PROBLEM DESCRIPTION ▸ Without the pictures, return each record as it appears.

-- start --

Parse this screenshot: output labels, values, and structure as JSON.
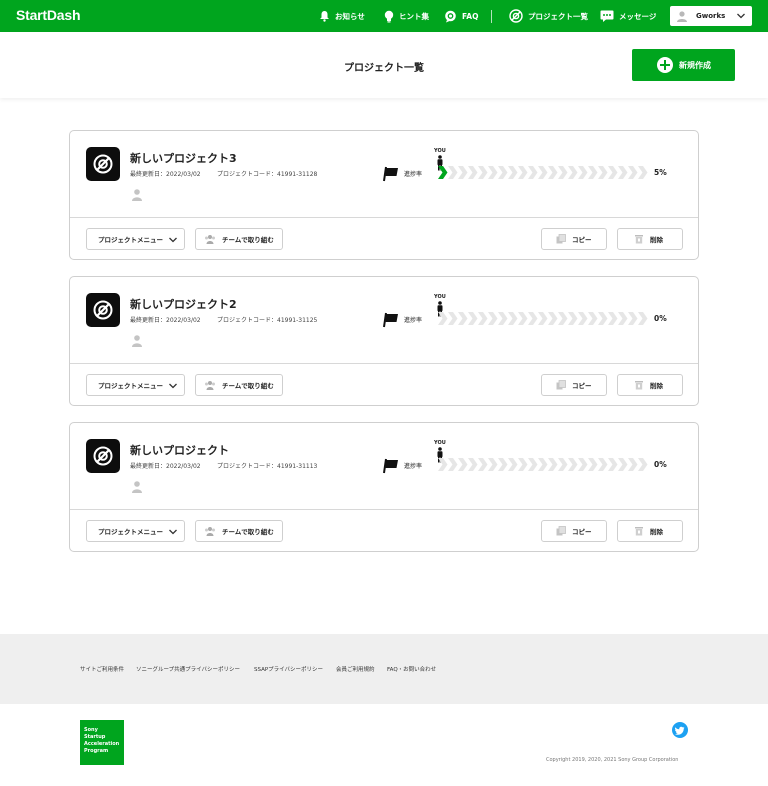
{
  "app": {
    "logo": "StartDash"
  },
  "nav": {
    "items": [
      {
        "label": "お知らせ",
        "icon": "bell-icon"
      },
      {
        "label": "ヒント集",
        "icon": "lightbulb-icon"
      },
      {
        "label": "FAQ",
        "icon": "faq-icon"
      },
      {
        "label": "プロジェクト一覧",
        "icon": "project-icon"
      },
      {
        "label": "メッセージ",
        "icon": "message-icon"
      }
    ],
    "user": {
      "name": "Gworks",
      "icon": "user-avatar-icon"
    }
  },
  "header": {
    "title": "プロジェクト一覧",
    "new_button": "新規作成"
  },
  "projects": [
    {
      "name": "新しいプロジェクト3",
      "updated_label": "最終更新日：",
      "updated": "2022/03/02",
      "code_label": "プロジェクトコード：",
      "code": "41991-31128",
      "progress_label": "進捗率",
      "you_label": "YOU",
      "progress_percent": 5,
      "progress_text": "5%",
      "menu_label": "プロジェクトメニュー",
      "team_label": "チームで取り組む",
      "copy_label": "コピー",
      "delete_label": "削除"
    },
    {
      "name": "新しいプロジェクト2",
      "updated_label": "最終更新日：",
      "updated": "2022/03/02",
      "code_label": "プロジェクトコード：",
      "code": "41991-31125",
      "progress_label": "進捗率",
      "you_label": "YOU",
      "progress_percent": 0,
      "progress_text": "0%",
      "menu_label": "プロジェクトメニュー",
      "team_label": "チームで取り組む",
      "copy_label": "コピー",
      "delete_label": "削除"
    },
    {
      "name": "新しいプロジェクト",
      "updated_label": "最終更新日：",
      "updated": "2022/03/02",
      "code_label": "プロジェクトコード：",
      "code": "41991-31113",
      "progress_label": "進捗率",
      "you_label": "YOU",
      "progress_percent": 0,
      "progress_text": "0%",
      "menu_label": "プロジェクトメニュー",
      "team_label": "チームで取り組む",
      "copy_label": "コピー",
      "delete_label": "削除"
    }
  ],
  "footer": {
    "links": [
      "サイトご利用条件",
      "ソニーグループ共通プライバシーポリシー",
      "SSAPプライバシーポリシー",
      "会員ご利用規約",
      "FAQ・お問い合わせ"
    ],
    "logo_lines": [
      "Sony",
      "Startup",
      "Acceleration",
      "Program"
    ],
    "copyright": "Copyright 2019, 2020, 2021 Sony Group Corporation"
  },
  "colors": {
    "brand_green": "#00a51e",
    "chevron_empty": "#e6e6e6",
    "twitter_blue": "#1da1f2"
  }
}
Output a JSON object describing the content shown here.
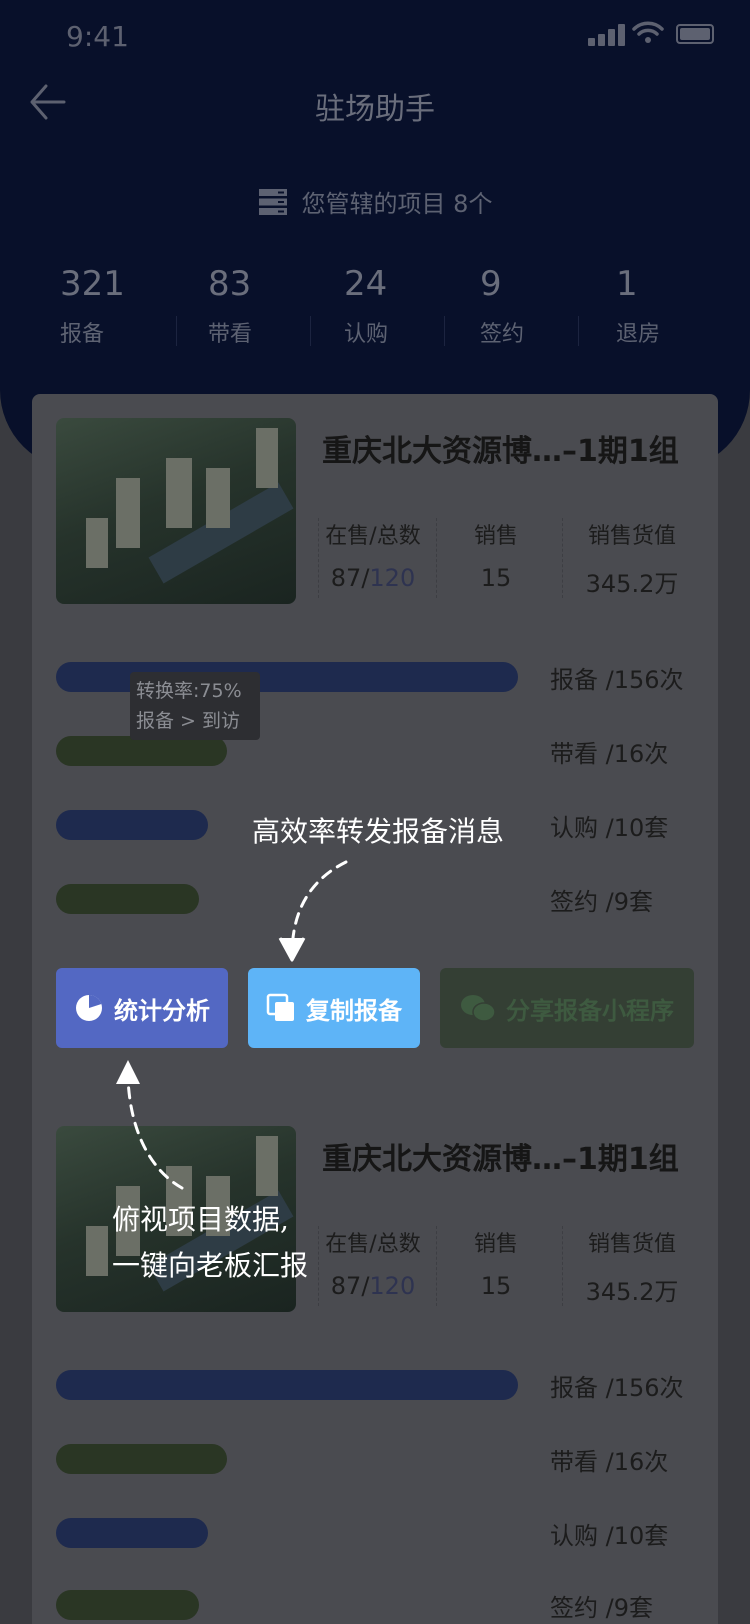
{
  "status_bar": {
    "time": "9:41"
  },
  "nav": {
    "title": "驻场助手"
  },
  "managed": {
    "label": "您管辖的项目 8个"
  },
  "stats": [
    {
      "value": "321",
      "label": "报备"
    },
    {
      "value": "83",
      "label": "带看"
    },
    {
      "value": "24",
      "label": "认购"
    },
    {
      "value": "9",
      "label": "签约"
    },
    {
      "value": "1",
      "label": "退房"
    }
  ],
  "projects": [
    {
      "title": "重庆北大资源博…–1期1组",
      "metrics": [
        {
          "label": "在售/总数",
          "value": "87/",
          "value_total": "120"
        },
        {
          "label": "销售",
          "value": "15"
        },
        {
          "label": "销售货值",
          "value": "345.2万"
        }
      ],
      "funnel": [
        {
          "label": "报备 /156次",
          "fraction": 1.0
        },
        {
          "label": "带看 /16次",
          "fraction": 0.37
        },
        {
          "label": "认购 /10套",
          "fraction": 0.33
        },
        {
          "label": "签约 /9套",
          "fraction": 0.31
        }
      ]
    },
    {
      "title": "重庆北大资源博…–1期1组",
      "metrics": [
        {
          "label": "在售/总数",
          "value": "87/",
          "value_total": "120"
        },
        {
          "label": "销售",
          "value": "15"
        },
        {
          "label": "销售货值",
          "value": "345.2万"
        }
      ],
      "funnel": [
        {
          "label": "报备 /156次",
          "fraction": 1.0
        },
        {
          "label": "带看 /16次",
          "fraction": 0.37
        },
        {
          "label": "认购 /10套",
          "fraction": 0.33
        },
        {
          "label": "签约 /9套",
          "fraction": 0.31
        }
      ]
    }
  ],
  "tooltip": {
    "line1": "转换率:75%",
    "line2": "报备 > 到访"
  },
  "buttons": {
    "stats": "统计分析",
    "copy": "复制报备",
    "share": "分享报备小程序"
  },
  "annotations": {
    "copy_hint": "高效率转发报备消息",
    "stats_hint_line1": "俯视项目数据,",
    "stats_hint_line2": "一键向老板汇报"
  },
  "colors": {
    "header_bg": "#08102a",
    "bar_blue": "#1e2a4e",
    "bar_green": "#2a3624",
    "btn_stats": "#5368c3",
    "btn_copy": "#5eb4f7",
    "btn_share": "#343f34"
  }
}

-- end --

REPLY TO THE EXERCISE ▸
Parse this screenshot: output labels, values, and structure as JSON.
{
  "app": {
    "logo": "StartDash"
  },
  "nav": {
    "items": [
      {
        "label": "お知らせ",
        "icon": "bell-icon"
      },
      {
        "label": "ヒント集",
        "icon": "lightbulb-icon"
      },
      {
        "label": "FAQ",
        "icon": "faq-icon"
      },
      {
        "label": "プロジェクト一覧",
        "icon": "project-icon"
      },
      {
        "label": "メッセージ",
        "icon": "message-icon"
      }
    ],
    "user": {
      "name": "Gworks",
      "icon": "user-avatar-icon"
    }
  },
  "header": {
    "title": "プロジェクト一覧",
    "new_button": "新規作成"
  },
  "projects": [
    {
      "name": "新しいプロジェクト3",
      "updated_label": "最終更新日：",
      "updated": "2022/03/02",
      "code_label": "プロジェクトコード：",
      "code": "41991-31128",
      "progress_label": "進捗率",
      "you_label": "YOU",
      "progress_percent": 5,
      "progress_text": "5%",
      "menu_label": "プロジェクトメニュー",
      "team_label": "チームで取り組む",
      "copy_label": "コピー",
      "delete_label": "削除"
    },
    {
      "name": "新しいプロジェクト2",
      "updated_label": "最終更新日：",
      "updated": "2022/03/02",
      "code_label": "プロジェクトコード：",
      "code": "41991-31125",
      "progress_label": "進捗率",
      "you_label": "YOU",
      "progress_percent": 0,
      "progress_text": "0%",
      "menu_label": "プロジェクトメニュー",
      "team_label": "チームで取り組む",
      "copy_label": "コピー",
      "delete_label": "削除"
    },
    {
      "name": "新しいプロジェクト",
      "updated_label": "最終更新日：",
      "updated": "2022/03/02",
      "code_label": "プロジェクトコード：",
      "code": "41991-31113",
      "progress_label": "進捗率",
      "you_label": "YOU",
      "progress_percent": 0,
      "progress_text": "0%",
      "menu_label": "プロジェクトメニュー",
      "team_label": "チームで取り組む",
      "copy_label": "コピー",
      "delete_label": "削除"
    }
  ],
  "footer": {
    "links": [
      "サイトご利用条件",
      "ソニーグループ共通プライバシーポリシー",
      "SSAPプライバシーポリシー",
      "会員ご利用規約",
      "FAQ・お問い合わせ"
    ],
    "logo_lines": [
      "Sony",
      "Startup",
      "Acceleration",
      "Program"
    ],
    "copyright": "Copyright 2019, 2020, 2021 Sony Group Corporation"
  },
  "colors": {
    "brand_green": "#00a51e",
    "chevron_empty": "#e6e6e6",
    "twitter_blue": "#1da1f2"
  }
}
Output a JSON object describing the content shown here.
{
  "status_bar": {
    "time": "9:41"
  },
  "nav": {
    "title": "驻场助手"
  },
  "managed": {
    "label": "您管辖的项目 8个"
  },
  "stats": [
    {
      "value": "321",
      "label": "报备"
    },
    {
      "value": "83",
      "label": "带看"
    },
    {
      "value": "24",
      "label": "认购"
    },
    {
      "value": "9",
      "label": "签约"
    },
    {
      "value": "1",
      "label": "退房"
    }
  ],
  "projects": [
    {
      "title": "重庆北大资源博…–1期1组",
      "metrics": [
        {
          "label": "在售/总数",
          "value": "87/",
          "value_total": "120"
        },
        {
          "label": "销售",
          "value": "15"
        },
        {
          "label": "销售货值",
          "value": "345.2万"
        }
      ],
      "funnel": [
        {
          "label": "报备 /156次",
          "fraction": 1.0
        },
        {
          "label": "带看 /16次",
          "fraction": 0.37
        },
        {
          "label": "认购 /10套",
          "fraction": 0.33
        },
        {
          "label": "签约 /9套",
          "fraction": 0.31
        }
      ]
    },
    {
      "title": "重庆北大资源博…–1期1组",
      "metrics": [
        {
          "label": "在售/总数",
          "value": "87/",
          "value_total": "120"
        },
        {
          "label": "销售",
          "value": "15"
        },
        {
          "label": "销售货值",
          "value": "345.2万"
        }
      ],
      "funnel": [
        {
          "label": "报备 /156次",
          "fraction": 1.0
        },
        {
          "label": "带看 /16次",
          "fraction": 0.37
        },
        {
          "label": "认购 /10套",
          "fraction": 0.33
        },
        {
          "label": "签约 /9套",
          "fraction": 0.31
        }
      ]
    }
  ],
  "tooltip": {
    "line1": "转换率:75%",
    "line2": "报备 > 到访"
  },
  "buttons": {
    "stats": "统计分析",
    "copy": "复制报备",
    "share": "分享报备小程序"
  },
  "annotations": {
    "copy_hint": "高效率转发报备消息",
    "stats_hint_line1": "俯视项目数据,",
    "stats_hint_line2": "一键向老板汇报"
  },
  "colors": {
    "header_bg": "#08102a",
    "bar_blue": "#1e2a4e",
    "bar_green": "#2a3624",
    "btn_stats": "#5368c3",
    "btn_copy": "#5eb4f7",
    "btn_share": "#343f34"
  }
}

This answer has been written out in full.